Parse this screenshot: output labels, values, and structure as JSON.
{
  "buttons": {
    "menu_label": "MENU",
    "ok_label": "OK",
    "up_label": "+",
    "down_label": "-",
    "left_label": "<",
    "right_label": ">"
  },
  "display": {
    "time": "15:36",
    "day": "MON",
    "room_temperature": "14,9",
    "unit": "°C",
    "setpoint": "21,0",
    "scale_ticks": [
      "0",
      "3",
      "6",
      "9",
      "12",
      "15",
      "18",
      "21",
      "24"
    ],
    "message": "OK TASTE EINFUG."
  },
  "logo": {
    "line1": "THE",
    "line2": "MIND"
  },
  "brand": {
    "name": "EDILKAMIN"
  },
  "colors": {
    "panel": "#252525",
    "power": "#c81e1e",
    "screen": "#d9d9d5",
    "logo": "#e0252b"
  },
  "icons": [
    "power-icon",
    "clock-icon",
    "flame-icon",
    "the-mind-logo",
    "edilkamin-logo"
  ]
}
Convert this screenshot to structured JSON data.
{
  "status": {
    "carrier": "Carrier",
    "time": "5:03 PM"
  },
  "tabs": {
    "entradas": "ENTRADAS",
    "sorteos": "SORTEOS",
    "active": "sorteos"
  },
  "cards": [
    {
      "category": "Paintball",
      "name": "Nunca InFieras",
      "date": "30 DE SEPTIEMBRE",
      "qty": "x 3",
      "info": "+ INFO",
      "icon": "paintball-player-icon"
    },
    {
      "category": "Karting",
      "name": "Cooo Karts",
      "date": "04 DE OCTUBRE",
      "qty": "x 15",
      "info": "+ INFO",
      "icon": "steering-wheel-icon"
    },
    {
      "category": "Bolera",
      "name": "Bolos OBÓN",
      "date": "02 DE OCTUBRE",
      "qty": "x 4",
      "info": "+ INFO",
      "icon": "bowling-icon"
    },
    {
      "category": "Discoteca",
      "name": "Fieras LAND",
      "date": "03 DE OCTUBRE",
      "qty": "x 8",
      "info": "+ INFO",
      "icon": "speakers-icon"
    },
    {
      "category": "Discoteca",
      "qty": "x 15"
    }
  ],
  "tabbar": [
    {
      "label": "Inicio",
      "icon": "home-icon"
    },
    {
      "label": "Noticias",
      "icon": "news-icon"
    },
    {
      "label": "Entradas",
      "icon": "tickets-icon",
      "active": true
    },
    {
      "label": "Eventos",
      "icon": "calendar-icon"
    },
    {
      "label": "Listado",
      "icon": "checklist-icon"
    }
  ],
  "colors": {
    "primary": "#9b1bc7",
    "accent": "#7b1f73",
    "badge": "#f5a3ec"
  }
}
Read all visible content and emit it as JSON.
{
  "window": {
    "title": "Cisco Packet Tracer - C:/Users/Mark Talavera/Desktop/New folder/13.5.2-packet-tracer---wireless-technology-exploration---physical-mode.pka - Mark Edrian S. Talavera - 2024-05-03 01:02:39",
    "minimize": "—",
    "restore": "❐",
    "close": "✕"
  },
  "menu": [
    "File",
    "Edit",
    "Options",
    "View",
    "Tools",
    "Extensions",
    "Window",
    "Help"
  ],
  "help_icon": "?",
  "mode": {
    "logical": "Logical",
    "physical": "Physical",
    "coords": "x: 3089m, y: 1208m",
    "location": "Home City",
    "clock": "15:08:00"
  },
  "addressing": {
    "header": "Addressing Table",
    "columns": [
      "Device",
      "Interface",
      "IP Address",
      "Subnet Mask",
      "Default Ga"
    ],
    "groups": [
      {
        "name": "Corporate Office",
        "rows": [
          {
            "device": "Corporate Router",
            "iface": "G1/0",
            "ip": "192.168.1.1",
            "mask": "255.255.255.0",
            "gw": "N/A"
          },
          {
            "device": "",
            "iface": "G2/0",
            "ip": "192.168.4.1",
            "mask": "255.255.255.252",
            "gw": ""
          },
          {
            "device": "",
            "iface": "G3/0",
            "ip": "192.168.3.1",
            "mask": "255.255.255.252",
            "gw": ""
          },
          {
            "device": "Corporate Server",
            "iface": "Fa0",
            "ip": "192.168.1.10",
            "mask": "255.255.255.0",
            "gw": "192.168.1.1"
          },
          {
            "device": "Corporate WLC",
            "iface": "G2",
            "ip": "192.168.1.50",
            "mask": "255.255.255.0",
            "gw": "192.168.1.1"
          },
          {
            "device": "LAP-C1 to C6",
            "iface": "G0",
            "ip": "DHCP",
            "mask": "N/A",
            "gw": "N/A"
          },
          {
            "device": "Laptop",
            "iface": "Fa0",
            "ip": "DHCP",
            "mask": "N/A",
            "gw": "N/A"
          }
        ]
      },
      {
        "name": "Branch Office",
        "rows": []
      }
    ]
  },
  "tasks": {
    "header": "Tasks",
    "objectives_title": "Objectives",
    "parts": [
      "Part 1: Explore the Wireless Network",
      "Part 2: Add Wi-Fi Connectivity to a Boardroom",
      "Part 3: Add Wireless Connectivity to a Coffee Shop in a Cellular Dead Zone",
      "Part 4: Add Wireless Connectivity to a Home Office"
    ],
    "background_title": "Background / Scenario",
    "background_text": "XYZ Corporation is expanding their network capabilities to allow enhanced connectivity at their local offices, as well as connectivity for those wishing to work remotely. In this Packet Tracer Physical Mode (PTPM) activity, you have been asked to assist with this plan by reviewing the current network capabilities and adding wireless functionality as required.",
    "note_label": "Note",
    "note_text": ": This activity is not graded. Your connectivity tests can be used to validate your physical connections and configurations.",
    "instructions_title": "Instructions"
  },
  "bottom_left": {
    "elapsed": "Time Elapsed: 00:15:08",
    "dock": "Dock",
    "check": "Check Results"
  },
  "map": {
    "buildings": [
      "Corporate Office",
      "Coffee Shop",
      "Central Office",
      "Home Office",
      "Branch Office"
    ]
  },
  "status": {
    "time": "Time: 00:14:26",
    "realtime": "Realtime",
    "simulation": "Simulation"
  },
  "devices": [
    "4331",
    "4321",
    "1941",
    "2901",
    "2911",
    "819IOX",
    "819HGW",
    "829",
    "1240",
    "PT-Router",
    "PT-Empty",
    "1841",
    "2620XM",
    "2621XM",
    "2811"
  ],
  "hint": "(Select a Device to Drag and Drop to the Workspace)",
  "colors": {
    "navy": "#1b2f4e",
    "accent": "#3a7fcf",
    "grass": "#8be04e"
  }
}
☆ ☆ ☆ ☆ ☆ ☆ ☆
What the task requires: Go through the listing above and restate it word for word.

The output:
Parse this screenshot: output labels, values, and structure as JSON.
{
  "buttons": {
    "menu_label": "MENU",
    "ok_label": "OK",
    "up_label": "+",
    "down_label": "-",
    "left_label": "<",
    "right_label": ">"
  },
  "display": {
    "time": "15:36",
    "day": "MON",
    "room_temperature": "14,9",
    "unit": "°C",
    "setpoint": "21,0",
    "scale_ticks": [
      "0",
      "3",
      "6",
      "9",
      "12",
      "15",
      "18",
      "21",
      "24"
    ],
    "message": "OK TASTE EINFUG."
  },
  "logo": {
    "line1": "THE",
    "line2": "MIND"
  },
  "brand": {
    "name": "EDILKAMIN"
  },
  "colors": {
    "panel": "#252525",
    "power": "#c81e1e",
    "screen": "#d9d9d5",
    "logo": "#e0252b"
  },
  "icons": [
    "power-icon",
    "clock-icon",
    "flame-icon",
    "the-mind-logo",
    "edilkamin-logo"
  ]
}
Convert this screenshot to structured JSON data.
{
  "status": {
    "carrier": "Carrier",
    "time": "5:03 PM"
  },
  "tabs": {
    "entradas": "ENTRADAS",
    "sorteos": "SORTEOS",
    "active": "sorteos"
  },
  "cards": [
    {
      "category": "Paintball",
      "name": "Nunca InFieras",
      "date": "30 DE SEPTIEMBRE",
      "qty": "x 3",
      "info": "+ INFO",
      "icon": "paintball-player-icon"
    },
    {
      "category": "Karting",
      "name": "Cooo Karts",
      "date": "04 DE OCTUBRE",
      "qty": "x 15",
      "info": "+ INFO",
      "icon": "steering-wheel-icon"
    },
    {
      "category": "Bolera",
      "name": "Bolos OBÓN",
      "date": "02 DE OCTUBRE",
      "qty": "x 4",
      "info": "+ INFO",
      "icon": "bowling-icon"
    },
    {
      "category": "Discoteca",
      "name": "Fieras LAND",
      "date": "03 DE OCTUBRE",
      "qty": "x 8",
      "info": "+ INFO",
      "icon": "speakers-icon"
    },
    {
      "category": "Discoteca",
      "qty": "x 15"
    }
  ],
  "tabbar": [
    {
      "label": "Inicio",
      "icon": "home-icon"
    },
    {
      "label": "Noticias",
      "icon": "news-icon"
    },
    {
      "label": "Entradas",
      "icon": "tickets-icon",
      "active": true
    },
    {
      "label": "Eventos",
      "icon": "calendar-icon"
    },
    {
      "label": "Listado",
      "icon": "checklist-icon"
    }
  ],
  "colors": {
    "primary": "#9b1bc7",
    "accent": "#7b1f73",
    "badge": "#f5a3ec"
  }
}
Read all visible content and emit it as JSON.
{
  "window": {
    "title": "Cisco Packet Tracer - C:/Users/Mark Talavera/Desktop/New folder/13.5.2-packet-tracer---wireless-technology-exploration---physical-mode.pka - Mark Edrian S. Talavera - 2024-05-03 01:02:39",
    "minimize": "—",
    "restore": "❐",
    "close": "✕"
  },
  "menu": [
    "File",
    "Edit",
    "Options",
    "View",
    "Tools",
    "Extensions",
    "Window",
    "Help"
  ],
  "help_icon": "?",
  "mode": {
    "logical": "Logical",
    "physical": "Physical",
    "coords": "x: 3089m, y: 1208m",
    "location": "Home City",
    "clock": "15:08:00"
  },
  "addressing": {
    "header": "Addressing Table",
    "columns": [
      "Device",
      "Interface",
      "IP Address",
      "Subnet Mask",
      "Default Ga"
    ],
    "groups": [
      {
        "name": "Corporate Office",
        "rows": [
          {
            "device": "Corporate Router",
            "iface": "G1/0",
            "ip": "192.168.1.1",
            "mask": "255.255.255.0",
            "gw": "N/A"
          },
          {
            "device": "",
            "iface": "G2/0",
            "ip": "192.168.4.1",
            "mask": "255.255.255.252",
            "gw": ""
          },
          {
            "device": "",
            "iface": "G3/0",
            "ip": "192.168.3.1",
            "mask": "255.255.255.252",
            "gw": ""
          },
          {
            "device": "Corporate Server",
            "iface": "Fa0",
            "ip": "192.168.1.10",
            "mask": "255.255.255.0",
            "gw": "192.168.1.1"
          },
          {
            "device": "Corporate WLC",
            "iface": "G2",
            "ip": "192.168.1.50",
            "mask": "255.255.255.0",
            "gw": "192.168.1.1"
          },
          {
            "device": "LAP-C1 to C6",
            "iface": "G0",
            "ip": "DHCP",
            "mask": "N/A",
            "gw": "N/A"
          },
          {
            "device": "Laptop",
            "iface": "Fa0",
            "ip": "DHCP",
            "mask": "N/A",
            "gw": "N/A"
          }
        ]
      },
      {
        "name": "Branch Office",
        "rows": []
      }
    ]
  },
  "tasks": {
    "header": "Tasks",
    "objectives_title": "Objectives",
    "parts": [
      "Part 1: Explore the Wireless Network",
      "Part 2: Add Wi-Fi Connectivity to a Boardroom",
      "Part 3: Add Wireless Connectivity to a Coffee Shop in a Cellular Dead Zone",
      "Part 4: Add Wireless Connectivity to a Home Office"
    ],
    "background_title": "Background / Scenario",
    "background_text": "XYZ Corporation is expanding their network capabilities to allow enhanced connectivity at their local offices, as well as connectivity for those wishing to work remotely. In this Packet Tracer Physical Mode (PTPM) activity, you have been asked to assist with this plan by reviewing the current network capabilities and adding wireless functionality as required.",
    "note_label": "Note",
    "note_text": ": This activity is not graded. Your connectivity tests can be used to validate your physical connections and configurations.",
    "instructions_title": "Instructions"
  },
  "bottom_left": {
    "elapsed": "Time Elapsed: 00:15:08",
    "dock": "Dock",
    "check": "Check Results"
  },
  "map": {
    "buildings": [
      "Corporate Office",
      "Coffee Shop",
      "Central Office",
      "Home Office",
      "Branch Office"
    ]
  },
  "status": {
    "time": "Time: 00:14:26",
    "realtime": "Realtime",
    "simulation": "Simulation"
  },
  "devices": [
    "4331",
    "4321",
    "1941",
    "2901",
    "2911",
    "819IOX",
    "819HGW",
    "829",
    "1240",
    "PT-Router",
    "PT-Empty",
    "1841",
    "2620XM",
    "2621XM",
    "2811"
  ],
  "hint": "(Select a Device to Drag and Drop to the Workspace)",
  "colors": {
    "navy": "#1b2f4e",
    "accent": "#3a7fcf",
    "grass": "#8be04e"
  }
}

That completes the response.